Tasks to perform ->
[1] List every person or family mentioned by a personal name in the passage on prophecy below.
[2] According to the passage on prophecy below, what does the word "prophecy" bring to mind for the average Adventist?

Given passage ->
The mention of the Niebuhrs as prophets jarred me. I often hear Adventists speak of prophecy, and often speak of it myself. But I don’t think I ever hear us use the word in that way. When we speak of prophecy, we are generally thinking of something that is finished: the Bible prophecies, as well as those of Ellen White, are already in our hands, and it is up to us only to understand them and watch for and prepare for their fulfillment. That probably accounts for why the word, for the average Adventist, brings to mind prediction and not, as in Marty’s characterization of the Niebuhrs, moral confrontation.

So I wonder if we would be able to apply to ourselves the concept of prophecy as Martin Marty apparently is using it: of Christian voices that say, “What is happening here is wrong, and we Christians oppose it and actively stand against it.” I certainly have seen, in my lifetime, people do such things: Martin Luther King, Jr. comes to mind. Perhaps I’m missing something, but I’m not seeing it happening now, at least with much consequence, in my church or in very many others.

Two stories:

A number of years ago I attended a mildly charismatic worship service. At some point in the service, a young man (possibly a lay pastor) stood and said, “I have a word of prophecy from the Lord.” He said that someone in the service that day—he didn’t know exactly whom—was experiencing a troubled marriage. The Lord was telling him that this person should try to stay with the marriage, because God had the power to heal it. Again, that word “prophecy” startled me. The message was a good one, an encouraging one and a Biblical one. It was sufficiently general that I suspect it applied to dozens of people, not just someone (in which it had some parallels to one’s daily horoscope.) But was it a prophecy?

Data excerpt ->
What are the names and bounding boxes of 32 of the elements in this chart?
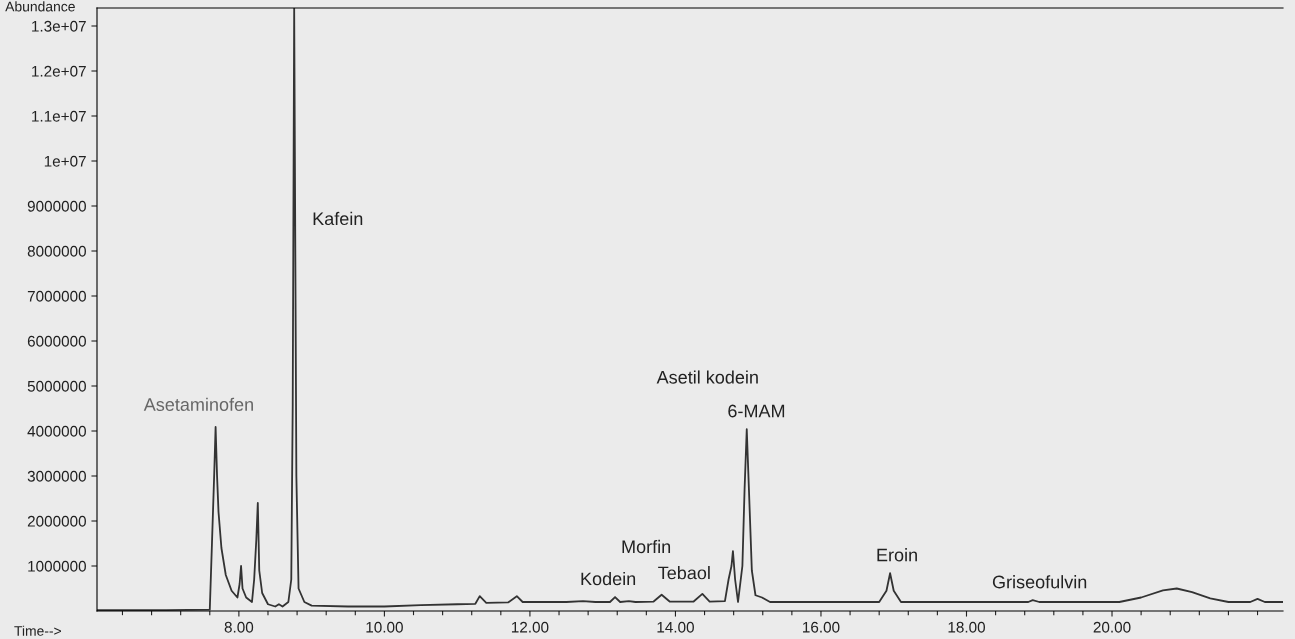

The answers ->
[1]
- the Niebuhrs
- Ellen White
- Martin Marty
- Martin Luther King, Jr.

[2] Prediction, not moral confrontation.